##### Material supplied

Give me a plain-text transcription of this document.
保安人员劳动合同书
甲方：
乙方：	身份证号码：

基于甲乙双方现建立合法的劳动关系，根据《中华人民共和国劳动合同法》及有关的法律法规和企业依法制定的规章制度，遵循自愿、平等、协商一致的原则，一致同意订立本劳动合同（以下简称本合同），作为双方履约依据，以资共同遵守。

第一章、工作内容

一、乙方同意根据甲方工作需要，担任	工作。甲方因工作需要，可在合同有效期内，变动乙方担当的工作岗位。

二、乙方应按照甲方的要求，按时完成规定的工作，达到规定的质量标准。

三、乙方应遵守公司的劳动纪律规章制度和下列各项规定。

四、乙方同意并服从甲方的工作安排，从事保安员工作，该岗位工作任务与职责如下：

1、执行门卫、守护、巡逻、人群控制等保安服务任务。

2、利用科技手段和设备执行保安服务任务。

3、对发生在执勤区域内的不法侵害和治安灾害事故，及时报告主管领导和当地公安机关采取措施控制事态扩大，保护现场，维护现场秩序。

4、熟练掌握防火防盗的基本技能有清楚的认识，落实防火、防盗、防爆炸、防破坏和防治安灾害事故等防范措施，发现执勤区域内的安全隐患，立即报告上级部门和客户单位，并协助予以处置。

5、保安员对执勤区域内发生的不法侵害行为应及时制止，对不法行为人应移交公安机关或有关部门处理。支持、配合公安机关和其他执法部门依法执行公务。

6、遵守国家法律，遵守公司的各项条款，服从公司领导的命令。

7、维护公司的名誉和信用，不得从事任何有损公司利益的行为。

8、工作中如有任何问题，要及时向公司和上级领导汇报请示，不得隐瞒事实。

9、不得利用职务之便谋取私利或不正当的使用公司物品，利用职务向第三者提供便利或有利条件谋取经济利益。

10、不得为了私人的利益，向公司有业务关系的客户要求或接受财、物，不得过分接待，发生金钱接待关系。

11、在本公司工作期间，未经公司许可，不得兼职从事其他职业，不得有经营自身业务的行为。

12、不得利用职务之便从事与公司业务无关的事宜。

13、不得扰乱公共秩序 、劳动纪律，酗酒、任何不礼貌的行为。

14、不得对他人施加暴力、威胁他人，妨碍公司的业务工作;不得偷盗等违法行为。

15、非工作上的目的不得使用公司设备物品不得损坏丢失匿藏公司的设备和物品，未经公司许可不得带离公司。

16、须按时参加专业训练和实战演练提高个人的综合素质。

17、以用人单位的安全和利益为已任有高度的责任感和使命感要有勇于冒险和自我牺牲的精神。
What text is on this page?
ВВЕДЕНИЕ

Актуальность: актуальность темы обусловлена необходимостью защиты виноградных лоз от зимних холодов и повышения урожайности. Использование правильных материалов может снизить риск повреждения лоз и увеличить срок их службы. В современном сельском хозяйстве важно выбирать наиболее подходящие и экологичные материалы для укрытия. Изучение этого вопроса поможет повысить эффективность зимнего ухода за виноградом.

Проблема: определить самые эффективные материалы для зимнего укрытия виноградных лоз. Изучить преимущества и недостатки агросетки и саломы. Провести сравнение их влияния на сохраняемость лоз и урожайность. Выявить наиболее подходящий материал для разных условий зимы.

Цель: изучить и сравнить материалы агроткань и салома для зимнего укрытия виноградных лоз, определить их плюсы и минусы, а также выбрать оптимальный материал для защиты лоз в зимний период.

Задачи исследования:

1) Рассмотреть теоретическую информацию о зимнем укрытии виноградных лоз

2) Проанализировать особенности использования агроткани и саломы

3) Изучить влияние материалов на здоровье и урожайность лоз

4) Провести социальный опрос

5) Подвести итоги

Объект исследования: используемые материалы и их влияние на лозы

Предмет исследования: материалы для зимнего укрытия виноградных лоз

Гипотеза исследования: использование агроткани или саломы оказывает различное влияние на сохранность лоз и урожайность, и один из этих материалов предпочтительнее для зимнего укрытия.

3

##########

Pick out every line with the string "исследования" and copy it.

Задачи исследования:
Объект исследования: используемые материалы и их влияние на лозы
Предмет исследования: материалы для зимнего укрытия виноградных лоз
Гипотеза исследования: использование агроткани или саломы оказывает различное влияние на сохранность лоз и урожайность, и один из этих материалов предпочтительнее для зимнего укрытия.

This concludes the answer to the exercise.